SVAY CHRUM commune, Kandal province – Nearly everyone living in Pann Sopheatra’s village, just across the Mekong River from Phnom Penh, has either taken out a microfinance loan or knows someone who has.
Out of the 700 families who call Svay Chrum village in Khsach Kandal district home, only a few haven’t borrowed from one of dozens of microfinance institutions (MFIs) that lend about $1 billion a year to those who would struggle to borrow from commercial banks.
Only when they received the money, however, did many of Ms. Sopheatra’s neighbors realize how high the price would be.
After accruing too much debt, some of her neighbors have had to sell their land and homes and relocate to more rural areas, Ms. Sopheatra, 35, said, sitting inside her tailor shop where she and her sister make and mend colorful dresses for weddings and other occasions.
Others have fled the province, or the country altogether, to avoid the lending institutions that they can’t afford to pay back, she added.
“Since they established the banks and microfinance, people get more poor,” Ms. Sopheatra said. “The people who are taking the loans never think about their ability to pay them back.”

Data for this task:
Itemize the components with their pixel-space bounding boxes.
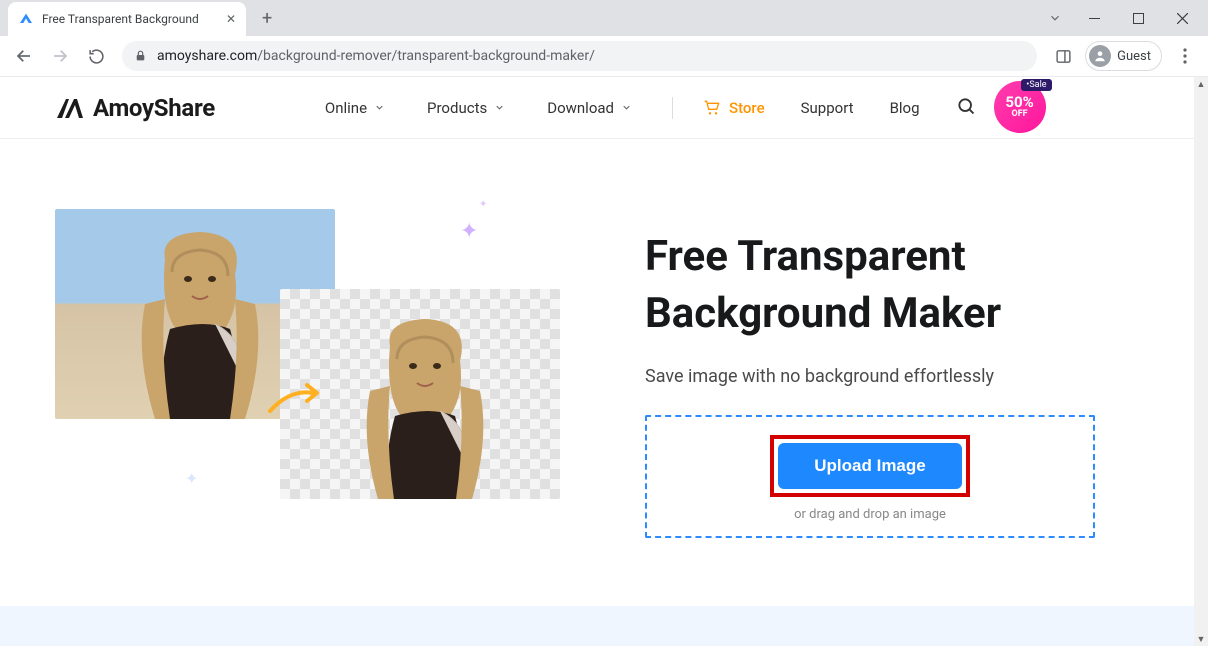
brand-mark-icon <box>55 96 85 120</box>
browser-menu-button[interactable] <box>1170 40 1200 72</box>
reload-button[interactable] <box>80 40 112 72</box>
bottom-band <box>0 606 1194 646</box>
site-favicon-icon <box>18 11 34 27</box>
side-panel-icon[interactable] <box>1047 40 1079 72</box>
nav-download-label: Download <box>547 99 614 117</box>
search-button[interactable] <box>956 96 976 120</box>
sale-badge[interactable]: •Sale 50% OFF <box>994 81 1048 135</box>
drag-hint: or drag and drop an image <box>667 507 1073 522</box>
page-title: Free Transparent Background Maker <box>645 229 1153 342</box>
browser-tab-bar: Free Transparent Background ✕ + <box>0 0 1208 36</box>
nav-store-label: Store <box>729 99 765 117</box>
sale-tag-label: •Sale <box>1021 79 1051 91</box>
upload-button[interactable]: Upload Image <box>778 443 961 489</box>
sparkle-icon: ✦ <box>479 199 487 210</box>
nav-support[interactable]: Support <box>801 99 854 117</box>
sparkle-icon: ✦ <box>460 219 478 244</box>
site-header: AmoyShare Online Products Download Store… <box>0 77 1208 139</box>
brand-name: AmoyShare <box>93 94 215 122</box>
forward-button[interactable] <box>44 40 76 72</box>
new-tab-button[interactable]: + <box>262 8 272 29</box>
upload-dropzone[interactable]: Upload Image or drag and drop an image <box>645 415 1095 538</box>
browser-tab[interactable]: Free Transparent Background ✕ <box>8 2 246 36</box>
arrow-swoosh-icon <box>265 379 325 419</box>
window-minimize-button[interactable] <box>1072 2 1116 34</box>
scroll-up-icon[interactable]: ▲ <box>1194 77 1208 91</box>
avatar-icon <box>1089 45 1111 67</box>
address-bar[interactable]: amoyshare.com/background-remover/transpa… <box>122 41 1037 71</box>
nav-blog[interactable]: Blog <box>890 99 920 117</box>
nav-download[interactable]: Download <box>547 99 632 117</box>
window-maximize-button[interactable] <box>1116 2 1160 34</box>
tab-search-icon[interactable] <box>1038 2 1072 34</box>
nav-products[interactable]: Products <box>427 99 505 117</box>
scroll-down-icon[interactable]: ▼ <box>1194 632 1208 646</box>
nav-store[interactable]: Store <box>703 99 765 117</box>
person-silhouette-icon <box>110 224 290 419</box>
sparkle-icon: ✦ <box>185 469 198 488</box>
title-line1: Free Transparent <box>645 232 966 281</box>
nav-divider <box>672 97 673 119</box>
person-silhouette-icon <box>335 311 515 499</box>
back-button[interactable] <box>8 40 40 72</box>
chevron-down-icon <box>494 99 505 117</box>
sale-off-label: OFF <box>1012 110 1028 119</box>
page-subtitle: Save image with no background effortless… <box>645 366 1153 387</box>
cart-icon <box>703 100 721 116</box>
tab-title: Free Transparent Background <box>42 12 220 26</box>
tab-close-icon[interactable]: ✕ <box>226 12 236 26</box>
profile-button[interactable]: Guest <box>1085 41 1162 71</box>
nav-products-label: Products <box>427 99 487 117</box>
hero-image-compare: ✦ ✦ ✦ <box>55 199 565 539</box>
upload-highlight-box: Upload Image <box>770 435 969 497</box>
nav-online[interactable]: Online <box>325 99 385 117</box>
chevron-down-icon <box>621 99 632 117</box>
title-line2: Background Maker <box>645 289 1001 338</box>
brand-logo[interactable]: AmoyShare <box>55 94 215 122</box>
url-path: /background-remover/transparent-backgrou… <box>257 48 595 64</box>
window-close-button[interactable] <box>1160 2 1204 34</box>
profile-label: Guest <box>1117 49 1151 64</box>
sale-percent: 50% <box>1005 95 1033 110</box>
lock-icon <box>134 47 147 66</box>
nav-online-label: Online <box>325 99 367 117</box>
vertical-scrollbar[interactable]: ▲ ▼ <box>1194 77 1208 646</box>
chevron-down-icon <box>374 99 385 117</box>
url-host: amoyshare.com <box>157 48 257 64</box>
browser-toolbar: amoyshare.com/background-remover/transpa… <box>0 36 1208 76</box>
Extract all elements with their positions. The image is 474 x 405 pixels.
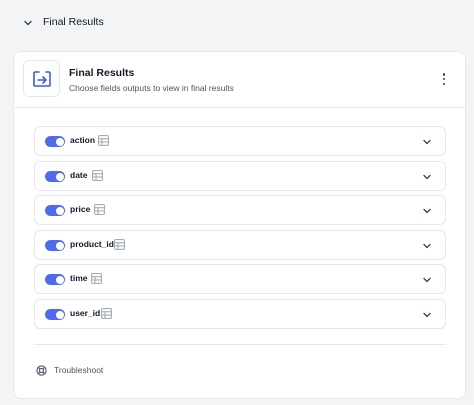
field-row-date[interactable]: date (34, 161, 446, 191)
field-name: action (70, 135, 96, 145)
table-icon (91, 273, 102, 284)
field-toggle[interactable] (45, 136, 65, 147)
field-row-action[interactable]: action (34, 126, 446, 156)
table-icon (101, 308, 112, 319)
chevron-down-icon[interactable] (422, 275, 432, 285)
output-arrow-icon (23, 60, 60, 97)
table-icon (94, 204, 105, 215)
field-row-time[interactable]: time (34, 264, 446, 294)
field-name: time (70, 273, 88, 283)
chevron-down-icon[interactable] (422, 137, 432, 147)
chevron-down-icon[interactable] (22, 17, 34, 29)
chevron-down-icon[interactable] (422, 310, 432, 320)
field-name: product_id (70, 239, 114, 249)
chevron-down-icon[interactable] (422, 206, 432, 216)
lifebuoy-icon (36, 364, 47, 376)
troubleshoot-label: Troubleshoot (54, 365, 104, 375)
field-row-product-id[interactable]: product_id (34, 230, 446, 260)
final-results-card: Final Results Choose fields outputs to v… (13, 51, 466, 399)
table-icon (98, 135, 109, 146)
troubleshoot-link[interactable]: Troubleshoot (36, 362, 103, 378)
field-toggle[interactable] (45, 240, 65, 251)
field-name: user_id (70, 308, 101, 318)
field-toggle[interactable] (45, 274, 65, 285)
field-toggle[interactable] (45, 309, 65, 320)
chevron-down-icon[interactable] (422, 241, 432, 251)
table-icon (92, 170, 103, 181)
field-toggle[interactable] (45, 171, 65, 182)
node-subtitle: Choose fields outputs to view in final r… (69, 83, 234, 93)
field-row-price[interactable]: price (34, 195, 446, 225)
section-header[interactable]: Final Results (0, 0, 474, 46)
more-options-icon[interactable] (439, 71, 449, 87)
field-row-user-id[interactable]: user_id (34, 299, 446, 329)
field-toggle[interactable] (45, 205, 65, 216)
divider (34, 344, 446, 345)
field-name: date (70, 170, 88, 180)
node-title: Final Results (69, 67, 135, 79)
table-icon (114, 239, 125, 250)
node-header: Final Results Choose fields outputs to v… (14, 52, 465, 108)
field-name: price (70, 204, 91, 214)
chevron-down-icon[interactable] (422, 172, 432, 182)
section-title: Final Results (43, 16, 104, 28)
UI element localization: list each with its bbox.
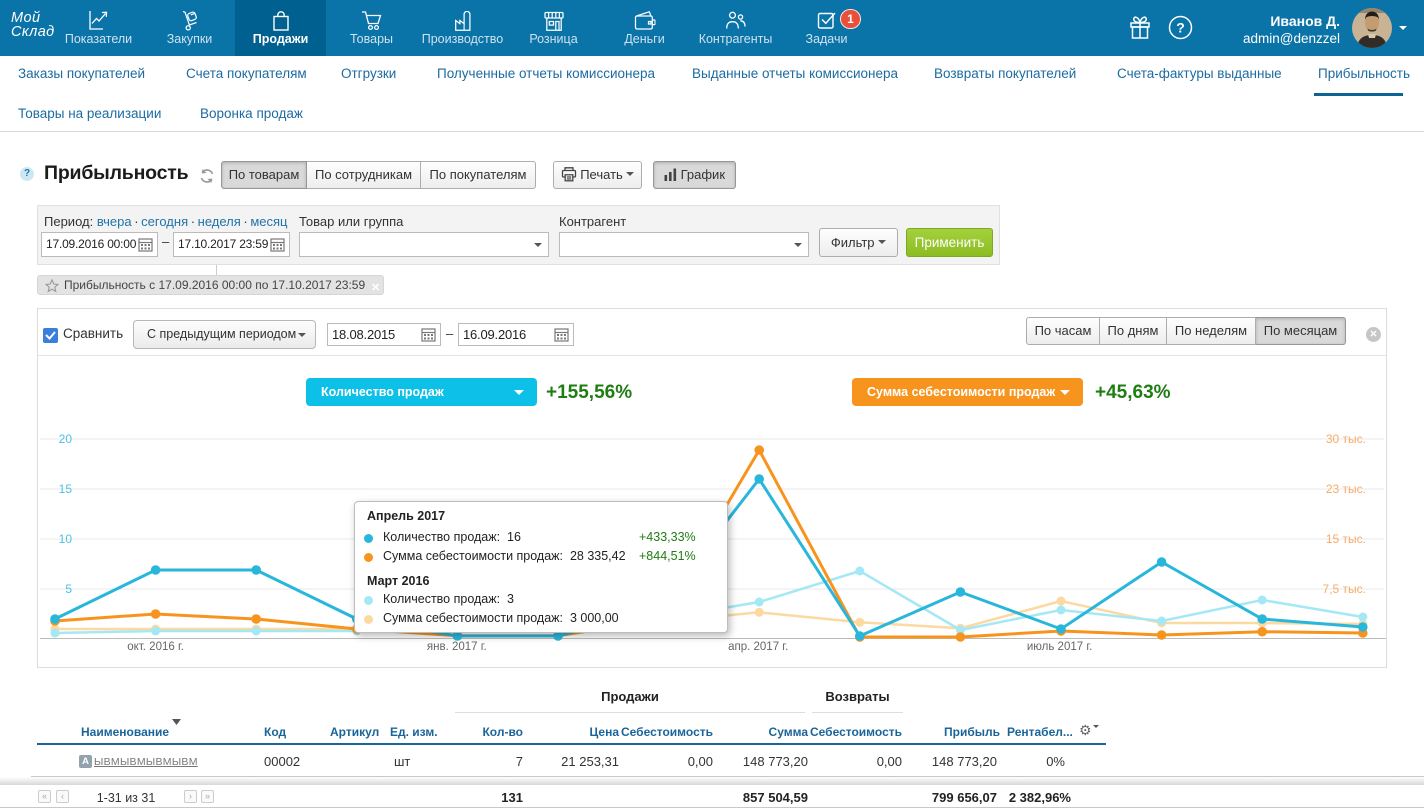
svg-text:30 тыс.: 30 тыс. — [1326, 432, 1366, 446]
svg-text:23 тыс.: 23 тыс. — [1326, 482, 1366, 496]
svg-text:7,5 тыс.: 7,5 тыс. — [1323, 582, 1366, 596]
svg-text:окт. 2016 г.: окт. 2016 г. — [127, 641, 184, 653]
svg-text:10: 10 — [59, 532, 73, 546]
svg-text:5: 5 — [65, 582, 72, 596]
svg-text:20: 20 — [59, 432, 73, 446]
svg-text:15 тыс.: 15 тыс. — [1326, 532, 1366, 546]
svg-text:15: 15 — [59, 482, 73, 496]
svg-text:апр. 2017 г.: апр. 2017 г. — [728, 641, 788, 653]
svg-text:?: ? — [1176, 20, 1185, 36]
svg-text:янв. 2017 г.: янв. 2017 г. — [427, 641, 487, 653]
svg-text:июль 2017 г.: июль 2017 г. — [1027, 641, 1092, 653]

Written exercise A: Copy the microfinance article from "Only when they" up to and including "back, she added.", word for word.
Written exercise B: How many lines of the records contain the string "label", counting only case-exact matches? Reply with the number alone.

Task answer A:
Only when they received the money, however, did many of Ms. Sopheatra’s neighbors realize how high the price would be.
After accruing too much debt, some of her neighbors have had to sell their land and homes and relocate to more rural areas, Ms. Sopheatra, 35, said, sitting inside her tailor shop where she and her sister make and mend colorful dresses for weddings and other occasions.
Others have fled the province, or the country altogether, to avoid the lending institutions that they can’t afford to pay back, she added.

Task answer B: 8